Given instruction: Tally the lines below that contain the word "Database", and give only that number.

Stored data entries:
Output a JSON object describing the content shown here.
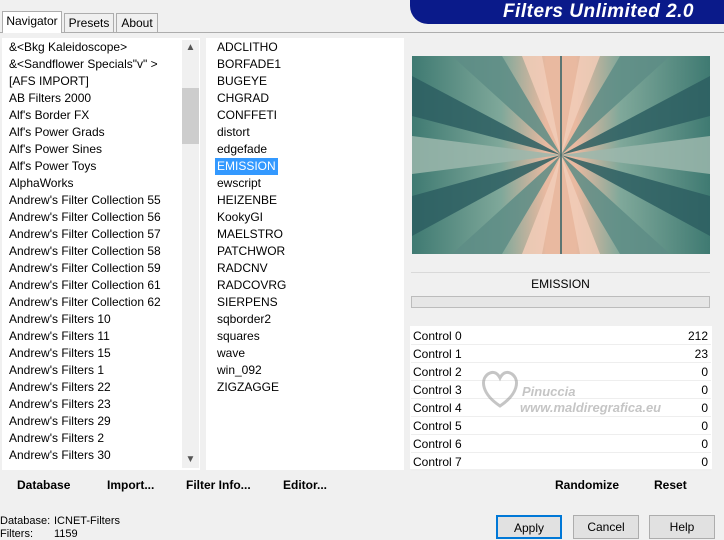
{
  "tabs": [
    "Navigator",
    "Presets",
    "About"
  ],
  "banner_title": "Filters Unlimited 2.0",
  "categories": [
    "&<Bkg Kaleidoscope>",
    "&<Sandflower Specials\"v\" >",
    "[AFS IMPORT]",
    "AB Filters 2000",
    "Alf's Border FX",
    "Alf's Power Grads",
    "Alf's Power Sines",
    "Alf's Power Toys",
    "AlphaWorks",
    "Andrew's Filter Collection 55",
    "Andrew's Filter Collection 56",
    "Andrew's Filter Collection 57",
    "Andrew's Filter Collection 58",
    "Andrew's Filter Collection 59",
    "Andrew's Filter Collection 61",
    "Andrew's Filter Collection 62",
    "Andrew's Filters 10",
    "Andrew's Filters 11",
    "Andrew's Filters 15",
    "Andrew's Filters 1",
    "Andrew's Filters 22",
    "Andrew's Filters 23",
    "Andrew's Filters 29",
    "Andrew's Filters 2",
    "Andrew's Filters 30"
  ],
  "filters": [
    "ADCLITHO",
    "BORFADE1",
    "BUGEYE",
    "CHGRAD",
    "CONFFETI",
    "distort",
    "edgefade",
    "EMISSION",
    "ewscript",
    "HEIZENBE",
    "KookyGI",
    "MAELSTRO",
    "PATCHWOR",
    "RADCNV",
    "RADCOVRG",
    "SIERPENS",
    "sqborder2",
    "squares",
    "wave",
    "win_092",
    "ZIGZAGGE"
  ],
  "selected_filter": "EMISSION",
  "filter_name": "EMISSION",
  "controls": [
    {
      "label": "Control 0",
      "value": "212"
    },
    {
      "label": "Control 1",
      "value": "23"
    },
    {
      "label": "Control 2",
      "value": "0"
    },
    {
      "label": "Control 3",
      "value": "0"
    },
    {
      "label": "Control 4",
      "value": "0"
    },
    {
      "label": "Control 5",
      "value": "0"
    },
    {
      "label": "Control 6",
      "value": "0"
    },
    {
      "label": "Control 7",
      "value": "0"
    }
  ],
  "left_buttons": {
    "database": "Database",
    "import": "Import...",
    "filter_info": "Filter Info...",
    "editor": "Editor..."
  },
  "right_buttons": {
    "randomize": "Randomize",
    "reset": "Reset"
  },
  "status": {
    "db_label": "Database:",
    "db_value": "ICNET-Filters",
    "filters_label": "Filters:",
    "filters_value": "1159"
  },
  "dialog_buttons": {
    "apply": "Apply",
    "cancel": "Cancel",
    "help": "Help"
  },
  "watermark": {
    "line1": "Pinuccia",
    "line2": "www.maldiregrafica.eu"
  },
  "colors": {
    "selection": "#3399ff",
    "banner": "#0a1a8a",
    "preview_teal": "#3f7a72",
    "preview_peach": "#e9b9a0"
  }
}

==

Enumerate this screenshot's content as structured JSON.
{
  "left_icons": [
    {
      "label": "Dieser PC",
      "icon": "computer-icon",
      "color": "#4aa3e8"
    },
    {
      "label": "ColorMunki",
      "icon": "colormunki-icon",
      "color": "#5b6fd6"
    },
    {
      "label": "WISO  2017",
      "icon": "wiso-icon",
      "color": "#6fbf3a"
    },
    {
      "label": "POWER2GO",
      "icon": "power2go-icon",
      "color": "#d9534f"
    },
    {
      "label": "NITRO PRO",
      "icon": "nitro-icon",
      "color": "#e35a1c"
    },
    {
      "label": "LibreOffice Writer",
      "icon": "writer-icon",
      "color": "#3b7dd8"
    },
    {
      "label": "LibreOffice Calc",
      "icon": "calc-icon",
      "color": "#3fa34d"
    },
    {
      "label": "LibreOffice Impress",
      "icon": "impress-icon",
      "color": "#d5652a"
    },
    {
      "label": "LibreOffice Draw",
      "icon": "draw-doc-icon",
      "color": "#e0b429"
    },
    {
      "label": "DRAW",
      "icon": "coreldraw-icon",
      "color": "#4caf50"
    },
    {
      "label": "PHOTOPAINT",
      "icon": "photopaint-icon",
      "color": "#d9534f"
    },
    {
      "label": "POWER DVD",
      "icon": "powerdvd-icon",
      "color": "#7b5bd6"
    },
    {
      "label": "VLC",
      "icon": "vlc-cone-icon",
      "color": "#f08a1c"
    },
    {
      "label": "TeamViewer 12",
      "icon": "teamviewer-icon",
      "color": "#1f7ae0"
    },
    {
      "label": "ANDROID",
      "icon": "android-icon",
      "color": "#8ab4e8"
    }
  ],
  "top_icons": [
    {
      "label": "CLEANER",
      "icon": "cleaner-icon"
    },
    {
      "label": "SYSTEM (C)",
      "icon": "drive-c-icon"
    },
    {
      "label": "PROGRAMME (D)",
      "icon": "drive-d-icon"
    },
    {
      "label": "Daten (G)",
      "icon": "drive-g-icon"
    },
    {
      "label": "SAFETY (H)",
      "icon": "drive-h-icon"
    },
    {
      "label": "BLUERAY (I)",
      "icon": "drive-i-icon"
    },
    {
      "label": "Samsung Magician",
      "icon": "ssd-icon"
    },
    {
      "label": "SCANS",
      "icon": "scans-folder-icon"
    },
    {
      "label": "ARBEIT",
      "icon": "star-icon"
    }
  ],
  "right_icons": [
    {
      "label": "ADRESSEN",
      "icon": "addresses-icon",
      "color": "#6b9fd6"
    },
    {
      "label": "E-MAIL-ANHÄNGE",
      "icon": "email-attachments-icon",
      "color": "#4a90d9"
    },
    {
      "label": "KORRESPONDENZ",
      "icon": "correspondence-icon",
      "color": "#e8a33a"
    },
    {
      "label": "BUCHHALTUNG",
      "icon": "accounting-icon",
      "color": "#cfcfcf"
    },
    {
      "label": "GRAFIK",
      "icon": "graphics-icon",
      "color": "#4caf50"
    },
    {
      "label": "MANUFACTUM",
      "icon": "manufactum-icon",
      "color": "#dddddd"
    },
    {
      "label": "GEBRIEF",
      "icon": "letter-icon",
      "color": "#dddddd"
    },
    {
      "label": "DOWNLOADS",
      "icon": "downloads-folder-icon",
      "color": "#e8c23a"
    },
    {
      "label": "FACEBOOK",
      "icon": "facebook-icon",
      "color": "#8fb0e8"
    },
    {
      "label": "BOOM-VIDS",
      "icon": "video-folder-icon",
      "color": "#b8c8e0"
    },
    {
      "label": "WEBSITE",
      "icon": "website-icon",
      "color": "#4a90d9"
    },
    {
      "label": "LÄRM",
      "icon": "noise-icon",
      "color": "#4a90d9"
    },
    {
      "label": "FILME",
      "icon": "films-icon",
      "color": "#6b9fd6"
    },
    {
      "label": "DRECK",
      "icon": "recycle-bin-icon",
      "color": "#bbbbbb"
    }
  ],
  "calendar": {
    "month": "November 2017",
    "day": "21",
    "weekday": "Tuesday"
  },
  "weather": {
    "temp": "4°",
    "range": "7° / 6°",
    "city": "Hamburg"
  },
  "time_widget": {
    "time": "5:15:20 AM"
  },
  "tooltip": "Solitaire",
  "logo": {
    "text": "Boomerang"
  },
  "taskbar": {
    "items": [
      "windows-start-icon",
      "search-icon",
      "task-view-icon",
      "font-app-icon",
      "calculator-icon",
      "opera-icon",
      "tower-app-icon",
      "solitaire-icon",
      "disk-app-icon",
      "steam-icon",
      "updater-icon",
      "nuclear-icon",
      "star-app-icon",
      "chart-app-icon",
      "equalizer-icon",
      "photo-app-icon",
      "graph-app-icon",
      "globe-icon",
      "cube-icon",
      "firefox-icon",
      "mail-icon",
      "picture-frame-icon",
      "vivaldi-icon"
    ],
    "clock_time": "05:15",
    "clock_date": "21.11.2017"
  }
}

Output of the task: 2